Extracted records:
* START *
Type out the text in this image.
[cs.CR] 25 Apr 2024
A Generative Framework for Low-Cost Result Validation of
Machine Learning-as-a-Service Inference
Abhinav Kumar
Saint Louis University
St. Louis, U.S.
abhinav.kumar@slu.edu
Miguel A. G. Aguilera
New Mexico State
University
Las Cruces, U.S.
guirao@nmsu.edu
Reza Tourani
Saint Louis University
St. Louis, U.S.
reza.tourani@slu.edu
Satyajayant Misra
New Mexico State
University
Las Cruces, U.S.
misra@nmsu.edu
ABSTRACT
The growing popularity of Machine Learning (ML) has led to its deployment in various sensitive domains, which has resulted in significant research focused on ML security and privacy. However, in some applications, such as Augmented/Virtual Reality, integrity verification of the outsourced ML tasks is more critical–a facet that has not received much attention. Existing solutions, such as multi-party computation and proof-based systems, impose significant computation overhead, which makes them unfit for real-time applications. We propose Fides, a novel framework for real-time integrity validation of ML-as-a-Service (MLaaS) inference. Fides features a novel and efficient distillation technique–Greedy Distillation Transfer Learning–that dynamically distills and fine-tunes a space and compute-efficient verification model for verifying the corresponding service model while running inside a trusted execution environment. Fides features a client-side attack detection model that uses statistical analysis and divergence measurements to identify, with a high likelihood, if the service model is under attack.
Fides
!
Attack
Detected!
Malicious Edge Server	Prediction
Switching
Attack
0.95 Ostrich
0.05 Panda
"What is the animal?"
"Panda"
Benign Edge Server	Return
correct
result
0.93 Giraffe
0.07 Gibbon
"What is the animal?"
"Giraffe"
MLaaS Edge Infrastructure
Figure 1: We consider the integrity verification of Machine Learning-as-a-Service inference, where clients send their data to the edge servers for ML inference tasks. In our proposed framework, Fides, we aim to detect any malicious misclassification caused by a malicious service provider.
* END *
THE EXERCISE
Write all of the records out again exactly.

PROBLEM SOLUTION
Type out the text in this image.
[cs.CR] 25 Apr 2024
A Generative Framework for Low-Cost Result Validation of
Machine Learning-as-a-Service Inference
Abhinav Kumar
Saint Louis University
St. Louis, U.S.
abhinav.kumar@slu.edu
Miguel A. G. Aguilera
New Mexico State
University
Las Cruces, U.S.
guirao@nmsu.edu
Reza Tourani
Saint Louis University
St. Louis, U.S.
reza.tourani@slu.edu
Satyajayant Misra
New Mexico State
University
Las Cruces, U.S.
misra@nmsu.edu
ABSTRACT
The growing popularity of Machine Learning (ML) has led to its deployment in various sensitive domains, which has resulted in significant research focused on ML security and privacy. However, in some applications, such as Augmented/Virtual Reality, integrity verification of the outsourced ML tasks is more critical–a facet that has not received much attention. Existing solutions, such as multi-party computation and proof-based systems, impose significant computation overhead, which makes them unfit for real-time applications. We propose Fides, a novel framework for real-time integrity validation of ML-as-a-Service (MLaaS) inference. Fides features a novel and efficient distillation technique–Greedy Distillation Transfer Learning–that dynamically distills and fine-tunes a space and compute-efficient verification model for verifying the corresponding service model while running inside a trusted execution environment. Fides features a client-side attack detection model that uses statistical analysis and divergence measurements to identify, with a high likelihood, if the service model is under attack.
Fides
!
Attack
Detected!
Malicious Edge Server	Prediction
Switching
Attack
0.95 Ostrich
0.05 Panda
"What is the animal?"
"Panda"
Benign Edge Server	Return
correct
result
0.93 Giraffe
0.07 Gibbon
"What is the animal?"
"Giraffe"
MLaaS Edge Infrastructure
Figure 1: We consider the integrity verification of Machine Learning-as-a-Service inference, where clients send their data to the edge servers for ML inference tasks. In our proposed framework, Fides, we aim to detect any malicious misclassification caused by a malicious service provider.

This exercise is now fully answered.